SET PROBLEM: Looking at the listing, state how many of its lines contain the string "pouze". Write only the number.
----
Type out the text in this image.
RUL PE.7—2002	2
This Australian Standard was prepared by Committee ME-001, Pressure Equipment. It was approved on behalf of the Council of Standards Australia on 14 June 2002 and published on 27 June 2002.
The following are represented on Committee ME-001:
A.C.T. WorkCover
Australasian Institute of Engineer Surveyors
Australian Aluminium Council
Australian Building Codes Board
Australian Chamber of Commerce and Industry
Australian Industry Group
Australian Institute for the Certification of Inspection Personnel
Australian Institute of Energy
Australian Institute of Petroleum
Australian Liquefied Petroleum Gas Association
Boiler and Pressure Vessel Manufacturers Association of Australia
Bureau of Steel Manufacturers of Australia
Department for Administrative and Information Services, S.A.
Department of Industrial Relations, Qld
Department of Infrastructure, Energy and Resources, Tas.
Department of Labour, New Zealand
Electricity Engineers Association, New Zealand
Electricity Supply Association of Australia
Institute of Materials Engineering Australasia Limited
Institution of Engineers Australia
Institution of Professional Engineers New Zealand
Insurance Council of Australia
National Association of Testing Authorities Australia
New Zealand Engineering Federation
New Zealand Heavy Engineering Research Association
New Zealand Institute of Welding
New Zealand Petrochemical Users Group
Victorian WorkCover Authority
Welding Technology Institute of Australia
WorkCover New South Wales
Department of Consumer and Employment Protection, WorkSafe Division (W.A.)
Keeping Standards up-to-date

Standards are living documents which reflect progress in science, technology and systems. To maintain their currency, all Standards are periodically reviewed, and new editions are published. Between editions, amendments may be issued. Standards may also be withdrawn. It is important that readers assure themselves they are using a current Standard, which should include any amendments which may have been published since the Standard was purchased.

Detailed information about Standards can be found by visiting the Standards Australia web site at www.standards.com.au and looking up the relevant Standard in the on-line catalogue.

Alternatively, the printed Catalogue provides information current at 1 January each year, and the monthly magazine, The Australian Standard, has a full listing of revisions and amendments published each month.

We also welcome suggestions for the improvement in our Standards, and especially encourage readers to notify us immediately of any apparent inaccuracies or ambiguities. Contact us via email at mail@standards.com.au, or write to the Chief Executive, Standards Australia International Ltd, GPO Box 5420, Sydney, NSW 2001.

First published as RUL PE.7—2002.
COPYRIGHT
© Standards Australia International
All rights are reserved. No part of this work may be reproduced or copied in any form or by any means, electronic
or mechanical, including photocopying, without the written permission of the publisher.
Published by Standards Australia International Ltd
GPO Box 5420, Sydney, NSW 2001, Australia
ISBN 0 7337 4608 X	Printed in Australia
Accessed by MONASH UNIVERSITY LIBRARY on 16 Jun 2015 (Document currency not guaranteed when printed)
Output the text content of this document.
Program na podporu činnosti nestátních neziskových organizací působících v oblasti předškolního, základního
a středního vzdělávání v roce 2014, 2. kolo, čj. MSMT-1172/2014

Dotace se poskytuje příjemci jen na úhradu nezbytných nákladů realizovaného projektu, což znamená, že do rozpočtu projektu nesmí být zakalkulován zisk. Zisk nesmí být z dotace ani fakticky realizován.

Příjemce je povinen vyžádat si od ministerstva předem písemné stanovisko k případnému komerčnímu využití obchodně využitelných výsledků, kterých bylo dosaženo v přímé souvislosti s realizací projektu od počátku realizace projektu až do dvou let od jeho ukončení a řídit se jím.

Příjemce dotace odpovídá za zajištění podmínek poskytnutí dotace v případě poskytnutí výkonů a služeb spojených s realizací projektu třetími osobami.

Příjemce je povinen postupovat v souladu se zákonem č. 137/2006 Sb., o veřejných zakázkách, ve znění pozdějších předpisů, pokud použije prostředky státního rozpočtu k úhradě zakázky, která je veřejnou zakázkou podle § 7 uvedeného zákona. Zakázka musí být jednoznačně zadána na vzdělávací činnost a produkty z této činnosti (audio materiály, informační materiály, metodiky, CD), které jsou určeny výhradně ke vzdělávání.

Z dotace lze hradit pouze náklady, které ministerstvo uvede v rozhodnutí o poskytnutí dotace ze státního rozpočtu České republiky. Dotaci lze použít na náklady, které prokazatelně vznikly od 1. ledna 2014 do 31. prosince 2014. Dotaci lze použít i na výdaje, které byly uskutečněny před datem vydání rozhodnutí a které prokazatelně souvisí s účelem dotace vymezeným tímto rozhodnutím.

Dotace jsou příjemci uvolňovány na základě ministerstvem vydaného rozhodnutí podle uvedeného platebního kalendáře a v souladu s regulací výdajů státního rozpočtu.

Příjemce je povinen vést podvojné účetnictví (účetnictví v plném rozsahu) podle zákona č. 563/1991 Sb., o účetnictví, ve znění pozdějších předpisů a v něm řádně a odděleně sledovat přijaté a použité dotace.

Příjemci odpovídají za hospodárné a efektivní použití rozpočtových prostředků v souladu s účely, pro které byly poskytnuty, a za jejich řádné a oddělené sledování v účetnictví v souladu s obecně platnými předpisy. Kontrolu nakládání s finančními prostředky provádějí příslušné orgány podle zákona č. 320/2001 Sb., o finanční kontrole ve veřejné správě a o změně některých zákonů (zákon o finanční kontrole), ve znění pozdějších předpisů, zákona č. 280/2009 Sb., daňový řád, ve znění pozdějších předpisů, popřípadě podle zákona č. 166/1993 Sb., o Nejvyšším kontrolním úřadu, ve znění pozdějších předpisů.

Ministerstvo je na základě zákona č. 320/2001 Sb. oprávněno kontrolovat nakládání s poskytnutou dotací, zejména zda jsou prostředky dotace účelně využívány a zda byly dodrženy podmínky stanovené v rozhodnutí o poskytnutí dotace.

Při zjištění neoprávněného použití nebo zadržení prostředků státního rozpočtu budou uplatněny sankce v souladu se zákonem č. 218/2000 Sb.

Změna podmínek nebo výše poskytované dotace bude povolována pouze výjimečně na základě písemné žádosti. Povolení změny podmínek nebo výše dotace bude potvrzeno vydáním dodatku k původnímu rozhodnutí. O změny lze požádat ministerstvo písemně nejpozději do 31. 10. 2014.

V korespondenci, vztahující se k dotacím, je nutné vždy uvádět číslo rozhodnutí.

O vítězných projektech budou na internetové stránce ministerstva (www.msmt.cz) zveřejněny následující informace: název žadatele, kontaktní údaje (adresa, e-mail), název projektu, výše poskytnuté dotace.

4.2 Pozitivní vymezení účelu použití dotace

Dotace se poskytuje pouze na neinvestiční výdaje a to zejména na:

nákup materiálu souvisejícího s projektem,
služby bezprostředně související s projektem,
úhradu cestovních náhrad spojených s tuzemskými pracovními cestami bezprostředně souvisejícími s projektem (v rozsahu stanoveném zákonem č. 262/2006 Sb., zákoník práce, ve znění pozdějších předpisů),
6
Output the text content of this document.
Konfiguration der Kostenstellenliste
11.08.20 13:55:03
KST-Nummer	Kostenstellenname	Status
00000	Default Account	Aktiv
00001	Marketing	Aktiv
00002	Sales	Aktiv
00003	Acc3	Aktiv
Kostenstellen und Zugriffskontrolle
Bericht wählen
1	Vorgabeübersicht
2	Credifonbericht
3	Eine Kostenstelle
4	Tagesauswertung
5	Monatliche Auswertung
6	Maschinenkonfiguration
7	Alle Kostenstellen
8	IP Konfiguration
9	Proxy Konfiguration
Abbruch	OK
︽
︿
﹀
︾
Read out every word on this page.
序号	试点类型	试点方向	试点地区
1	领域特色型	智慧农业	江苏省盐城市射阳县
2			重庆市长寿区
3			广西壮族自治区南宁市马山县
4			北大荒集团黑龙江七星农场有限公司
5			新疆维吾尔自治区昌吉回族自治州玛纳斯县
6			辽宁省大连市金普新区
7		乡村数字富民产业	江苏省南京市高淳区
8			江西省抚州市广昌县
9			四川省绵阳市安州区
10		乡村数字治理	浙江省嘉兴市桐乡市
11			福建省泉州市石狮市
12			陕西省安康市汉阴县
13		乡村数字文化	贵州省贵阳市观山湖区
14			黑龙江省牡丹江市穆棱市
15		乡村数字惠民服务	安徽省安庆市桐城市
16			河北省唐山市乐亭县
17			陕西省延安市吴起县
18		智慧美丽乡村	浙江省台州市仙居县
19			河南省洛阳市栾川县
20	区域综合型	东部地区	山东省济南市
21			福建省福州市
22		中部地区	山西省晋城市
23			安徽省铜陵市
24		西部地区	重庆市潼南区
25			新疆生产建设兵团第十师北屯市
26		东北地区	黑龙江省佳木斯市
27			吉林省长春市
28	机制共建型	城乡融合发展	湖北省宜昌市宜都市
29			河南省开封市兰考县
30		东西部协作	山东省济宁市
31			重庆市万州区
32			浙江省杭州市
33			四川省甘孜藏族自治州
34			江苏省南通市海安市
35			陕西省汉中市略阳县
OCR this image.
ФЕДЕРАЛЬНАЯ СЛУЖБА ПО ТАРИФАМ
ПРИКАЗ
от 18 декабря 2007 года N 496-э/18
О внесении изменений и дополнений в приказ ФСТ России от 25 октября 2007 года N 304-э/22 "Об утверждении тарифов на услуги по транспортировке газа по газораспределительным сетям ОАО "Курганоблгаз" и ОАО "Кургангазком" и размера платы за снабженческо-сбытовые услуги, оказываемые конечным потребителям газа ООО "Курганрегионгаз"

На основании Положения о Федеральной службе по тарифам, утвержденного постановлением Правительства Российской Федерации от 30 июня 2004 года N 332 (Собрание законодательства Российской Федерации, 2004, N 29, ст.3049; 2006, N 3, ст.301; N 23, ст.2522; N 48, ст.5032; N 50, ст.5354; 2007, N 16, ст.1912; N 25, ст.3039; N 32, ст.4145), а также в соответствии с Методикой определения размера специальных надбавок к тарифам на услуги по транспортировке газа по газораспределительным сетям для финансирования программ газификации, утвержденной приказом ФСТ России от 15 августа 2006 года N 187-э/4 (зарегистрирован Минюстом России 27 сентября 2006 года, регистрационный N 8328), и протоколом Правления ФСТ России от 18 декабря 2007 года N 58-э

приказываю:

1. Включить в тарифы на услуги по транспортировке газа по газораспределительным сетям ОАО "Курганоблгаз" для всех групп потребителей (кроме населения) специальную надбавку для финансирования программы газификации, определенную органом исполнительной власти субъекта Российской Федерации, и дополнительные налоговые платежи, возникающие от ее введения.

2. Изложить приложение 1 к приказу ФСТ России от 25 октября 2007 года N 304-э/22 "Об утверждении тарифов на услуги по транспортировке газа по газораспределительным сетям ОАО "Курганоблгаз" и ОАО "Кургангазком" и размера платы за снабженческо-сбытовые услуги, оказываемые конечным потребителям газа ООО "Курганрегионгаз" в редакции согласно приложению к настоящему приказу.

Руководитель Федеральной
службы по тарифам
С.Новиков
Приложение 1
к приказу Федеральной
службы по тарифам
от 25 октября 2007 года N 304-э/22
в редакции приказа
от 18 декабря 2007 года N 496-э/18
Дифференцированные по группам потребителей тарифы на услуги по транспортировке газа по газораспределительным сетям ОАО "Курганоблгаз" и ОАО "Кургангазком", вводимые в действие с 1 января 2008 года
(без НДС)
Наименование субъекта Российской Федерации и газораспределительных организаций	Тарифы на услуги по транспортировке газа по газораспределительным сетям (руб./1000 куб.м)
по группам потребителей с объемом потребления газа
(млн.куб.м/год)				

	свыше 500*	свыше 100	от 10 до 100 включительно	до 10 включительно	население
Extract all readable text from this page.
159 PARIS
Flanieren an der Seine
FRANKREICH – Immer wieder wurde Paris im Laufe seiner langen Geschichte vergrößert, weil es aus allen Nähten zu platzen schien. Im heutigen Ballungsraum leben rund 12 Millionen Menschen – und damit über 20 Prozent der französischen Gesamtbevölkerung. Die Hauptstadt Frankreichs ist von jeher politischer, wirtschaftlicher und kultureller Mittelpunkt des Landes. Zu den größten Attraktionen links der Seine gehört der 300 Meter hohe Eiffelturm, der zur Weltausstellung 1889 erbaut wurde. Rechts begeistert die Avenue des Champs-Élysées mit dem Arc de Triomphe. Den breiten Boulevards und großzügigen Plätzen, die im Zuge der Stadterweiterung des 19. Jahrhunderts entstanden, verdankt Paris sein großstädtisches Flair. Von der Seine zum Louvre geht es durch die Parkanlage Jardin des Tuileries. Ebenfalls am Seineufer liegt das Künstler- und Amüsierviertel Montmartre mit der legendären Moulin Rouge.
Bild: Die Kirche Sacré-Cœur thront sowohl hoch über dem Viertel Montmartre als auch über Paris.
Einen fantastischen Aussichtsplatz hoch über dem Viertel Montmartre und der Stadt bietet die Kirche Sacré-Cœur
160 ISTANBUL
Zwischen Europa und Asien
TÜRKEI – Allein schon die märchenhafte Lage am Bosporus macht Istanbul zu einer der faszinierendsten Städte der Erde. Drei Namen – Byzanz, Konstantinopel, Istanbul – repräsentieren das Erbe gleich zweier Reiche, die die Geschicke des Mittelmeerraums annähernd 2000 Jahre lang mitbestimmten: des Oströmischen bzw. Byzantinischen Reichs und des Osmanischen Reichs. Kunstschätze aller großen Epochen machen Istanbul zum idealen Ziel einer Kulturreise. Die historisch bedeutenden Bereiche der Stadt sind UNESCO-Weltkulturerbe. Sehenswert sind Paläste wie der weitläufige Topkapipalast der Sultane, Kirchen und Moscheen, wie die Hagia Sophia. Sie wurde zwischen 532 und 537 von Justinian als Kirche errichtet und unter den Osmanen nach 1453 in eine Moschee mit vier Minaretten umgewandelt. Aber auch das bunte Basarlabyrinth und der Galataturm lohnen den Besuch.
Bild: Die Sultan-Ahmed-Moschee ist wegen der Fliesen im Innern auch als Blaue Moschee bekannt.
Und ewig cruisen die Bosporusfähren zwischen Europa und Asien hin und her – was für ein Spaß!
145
----
TASK OUTPUT: 3